[Stored data]
==================================================

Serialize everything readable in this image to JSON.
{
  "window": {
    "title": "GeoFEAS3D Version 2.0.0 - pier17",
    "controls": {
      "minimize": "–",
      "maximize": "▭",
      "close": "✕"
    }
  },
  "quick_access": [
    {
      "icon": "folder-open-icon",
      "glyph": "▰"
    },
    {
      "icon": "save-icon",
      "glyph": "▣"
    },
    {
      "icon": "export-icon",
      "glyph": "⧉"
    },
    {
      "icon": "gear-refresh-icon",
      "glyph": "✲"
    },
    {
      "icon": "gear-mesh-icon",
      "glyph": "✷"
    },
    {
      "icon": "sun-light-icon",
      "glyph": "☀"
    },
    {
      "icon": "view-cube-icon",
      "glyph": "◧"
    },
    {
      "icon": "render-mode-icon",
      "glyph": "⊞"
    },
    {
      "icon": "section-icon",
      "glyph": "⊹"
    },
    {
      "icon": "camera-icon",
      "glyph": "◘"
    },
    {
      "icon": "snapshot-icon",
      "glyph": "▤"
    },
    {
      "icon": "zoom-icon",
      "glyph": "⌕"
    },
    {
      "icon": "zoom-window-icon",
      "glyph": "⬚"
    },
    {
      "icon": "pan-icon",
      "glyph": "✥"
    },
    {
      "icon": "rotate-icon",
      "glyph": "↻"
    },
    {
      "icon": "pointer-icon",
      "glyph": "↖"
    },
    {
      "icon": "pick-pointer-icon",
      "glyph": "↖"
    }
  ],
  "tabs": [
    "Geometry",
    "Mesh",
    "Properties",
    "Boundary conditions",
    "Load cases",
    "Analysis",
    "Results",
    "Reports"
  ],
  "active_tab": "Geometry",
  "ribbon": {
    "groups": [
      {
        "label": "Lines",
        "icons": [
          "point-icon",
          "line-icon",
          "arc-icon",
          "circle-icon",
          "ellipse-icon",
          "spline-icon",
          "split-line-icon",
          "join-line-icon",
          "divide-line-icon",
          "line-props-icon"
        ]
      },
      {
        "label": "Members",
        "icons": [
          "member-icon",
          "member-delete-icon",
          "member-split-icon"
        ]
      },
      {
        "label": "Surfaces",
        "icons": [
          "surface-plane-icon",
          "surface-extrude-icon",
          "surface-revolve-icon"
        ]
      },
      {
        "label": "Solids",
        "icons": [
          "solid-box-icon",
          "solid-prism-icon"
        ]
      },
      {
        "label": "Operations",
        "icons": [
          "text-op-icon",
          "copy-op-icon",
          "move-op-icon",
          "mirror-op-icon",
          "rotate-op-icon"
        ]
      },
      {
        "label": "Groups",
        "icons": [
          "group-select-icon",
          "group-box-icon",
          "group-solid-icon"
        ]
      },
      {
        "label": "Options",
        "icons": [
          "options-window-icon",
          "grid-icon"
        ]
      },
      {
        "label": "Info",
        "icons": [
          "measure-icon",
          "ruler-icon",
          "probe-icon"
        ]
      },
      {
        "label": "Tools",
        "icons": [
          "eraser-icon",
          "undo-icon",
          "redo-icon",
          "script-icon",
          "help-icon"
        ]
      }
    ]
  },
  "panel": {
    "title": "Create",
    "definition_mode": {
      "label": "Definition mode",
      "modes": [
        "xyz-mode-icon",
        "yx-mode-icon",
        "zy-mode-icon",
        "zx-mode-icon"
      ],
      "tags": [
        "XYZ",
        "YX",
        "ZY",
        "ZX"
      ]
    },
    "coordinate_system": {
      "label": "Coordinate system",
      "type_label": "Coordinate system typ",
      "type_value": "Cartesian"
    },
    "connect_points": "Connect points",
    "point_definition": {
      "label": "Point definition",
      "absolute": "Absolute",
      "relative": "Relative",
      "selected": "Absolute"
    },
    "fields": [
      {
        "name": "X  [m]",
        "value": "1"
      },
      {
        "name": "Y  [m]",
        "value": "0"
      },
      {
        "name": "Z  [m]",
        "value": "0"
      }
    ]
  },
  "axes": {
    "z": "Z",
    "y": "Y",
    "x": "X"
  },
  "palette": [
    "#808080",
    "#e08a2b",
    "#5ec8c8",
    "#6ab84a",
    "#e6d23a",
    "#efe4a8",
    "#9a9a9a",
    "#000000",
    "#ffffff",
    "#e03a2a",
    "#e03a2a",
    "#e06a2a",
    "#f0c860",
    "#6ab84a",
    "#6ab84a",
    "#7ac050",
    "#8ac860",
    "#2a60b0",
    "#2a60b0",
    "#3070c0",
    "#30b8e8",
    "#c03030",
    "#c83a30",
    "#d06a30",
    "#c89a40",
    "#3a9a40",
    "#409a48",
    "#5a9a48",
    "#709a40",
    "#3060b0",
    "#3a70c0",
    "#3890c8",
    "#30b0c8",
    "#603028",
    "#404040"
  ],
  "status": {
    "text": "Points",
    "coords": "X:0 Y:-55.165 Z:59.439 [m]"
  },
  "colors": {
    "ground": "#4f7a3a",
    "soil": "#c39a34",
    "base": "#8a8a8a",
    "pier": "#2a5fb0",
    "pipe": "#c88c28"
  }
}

==================================================

== Directions for this task ==
Print out the whole listing exactly as it appears.

== Right answer ==
Serialize everything readable in this image to JSON.
{
  "window": {
    "title": "GeoFEAS3D Version 2.0.0 - pier17",
    "controls": {
      "minimize": "–",
      "maximize": "▭",
      "close": "✕"
    }
  },
  "quick_access": [
    {
      "icon": "folder-open-icon",
      "glyph": "▰"
    },
    {
      "icon": "save-icon",
      "glyph": "▣"
    },
    {
      "icon": "export-icon",
      "glyph": "⧉"
    },
    {
      "icon": "gear-refresh-icon",
      "glyph": "✲"
    },
    {
      "icon": "gear-mesh-icon",
      "glyph": "✷"
    },
    {
      "icon": "sun-light-icon",
      "glyph": "☀"
    },
    {
      "icon": "view-cube-icon",
      "glyph": "◧"
    },
    {
      "icon": "render-mode-icon",
      "glyph": "⊞"
    },
    {
      "icon": "section-icon",
      "glyph": "⊹"
    },
    {
      "icon": "camera-icon",
      "glyph": "◘"
    },
    {
      "icon": "snapshot-icon",
      "glyph": "▤"
    },
    {
      "icon": "zoom-icon",
      "glyph": "⌕"
    },
    {
      "icon": "zoom-window-icon",
      "glyph": "⬚"
    },
    {
      "icon": "pan-icon",
      "glyph": "✥"
    },
    {
      "icon": "rotate-icon",
      "glyph": "↻"
    },
    {
      "icon": "pointer-icon",
      "glyph": "↖"
    },
    {
      "icon": "pick-pointer-icon",
      "glyph": "↖"
    }
  ],
  "tabs": [
    "Geometry",
    "Mesh",
    "Properties",
    "Boundary conditions",
    "Load cases",
    "Analysis",
    "Results",
    "Reports"
  ],
  "active_tab": "Geometry",
  "ribbon": {
    "groups": [
      {
        "label": "Lines",
        "icons": [
          "point-icon",
          "line-icon",
          "arc-icon",
          "circle-icon",
          "ellipse-icon",
          "spline-icon",
          "split-line-icon",
          "join-line-icon",
          "divide-line-icon",
          "line-props-icon"
        ]
      },
      {
        "label": "Members",
        "icons": [
          "member-icon",
          "member-delete-icon",
          "member-split-icon"
        ]
      },
      {
        "label": "Surfaces",
        "icons": [
          "surface-plane-icon",
          "surface-extrude-icon",
          "surface-revolve-icon"
        ]
      },
      {
        "label": "Solids",
        "icons": [
          "solid-box-icon",
          "solid-prism-icon"
        ]
      },
      {
        "label": "Operations",
        "icons": [
          "text-op-icon",
          "copy-op-icon",
          "move-op-icon",
          "mirror-op-icon",
          "rotate-op-icon"
        ]
      },
      {
        "label": "Groups",
        "icons": [
          "group-select-icon",
          "group-box-icon",
          "group-solid-icon"
        ]
      },
      {
        "label": "Options",
        "icons": [
          "options-window-icon",
          "grid-icon"
        ]
      },
      {
        "label": "Info",
        "icons": [
          "measure-icon",
          "ruler-icon",
          "probe-icon"
        ]
      },
      {
        "label": "Tools",
        "icons": [
          "eraser-icon",
          "undo-icon",
          "redo-icon",
          "script-icon",
          "help-icon"
        ]
      }
    ]
  },
  "panel": {
    "title": "Create",
    "definition_mode": {
      "label": "Definition mode",
      "modes": [
        "xyz-mode-icon",
        "yx-mode-icon",
        "zy-mode-icon",
        "zx-mode-icon"
      ],
      "tags": [
        "XYZ",
        "YX",
        "ZY",
        "ZX"
      ]
    },
    "coordinate_system": {
      "label": "Coordinate system",
      "type_label": "Coordinate system typ",
      "type_value": "Cartesian"
    },
    "connect_points": "Connect points",
    "point_definition": {
      "label": "Point definition",
      "absolute": "Absolute",
      "relative": "Relative",
      "selected": "Absolute"
    },
    "fields": [
      {
        "name": "X  [m]",
        "value": "1"
      },
      {
        "name": "Y  [m]",
        "value": "0"
      },
      {
        "name": "Z  [m]",
        "value": "0"
      }
    ]
  },
  "axes": {
    "z": "Z",
    "y": "Y",
    "x": "X"
  },
  "palette": [
    "#808080",
    "#e08a2b",
    "#5ec8c8",
    "#6ab84a",
    "#e6d23a",
    "#efe4a8",
    "#9a9a9a",
    "#000000",
    "#ffffff",
    "#e03a2a",
    "#e03a2a",
    "#e06a2a",
    "#f0c860",
    "#6ab84a",
    "#6ab84a",
    "#7ac050",
    "#8ac860",
    "#2a60b0",
    "#2a60b0",
    "#3070c0",
    "#30b8e8",
    "#c03030",
    "#c83a30",
    "#d06a30",
    "#c89a40",
    "#3a9a40",
    "#409a48",
    "#5a9a48",
    "#709a40",
    "#3060b0",
    "#3a70c0",
    "#3890c8",
    "#30b0c8",
    "#603028",
    "#404040"
  ],
  "status": {
    "text": "Points",
    "coords": "X:0 Y:-55.165 Z:59.439 [m]"
  },
  "colors": {
    "ground": "#4f7a3a",
    "soil": "#c39a34",
    "base": "#8a8a8a",
    "pier": "#2a5fb0",
    "pipe": "#c88c28"
  }
}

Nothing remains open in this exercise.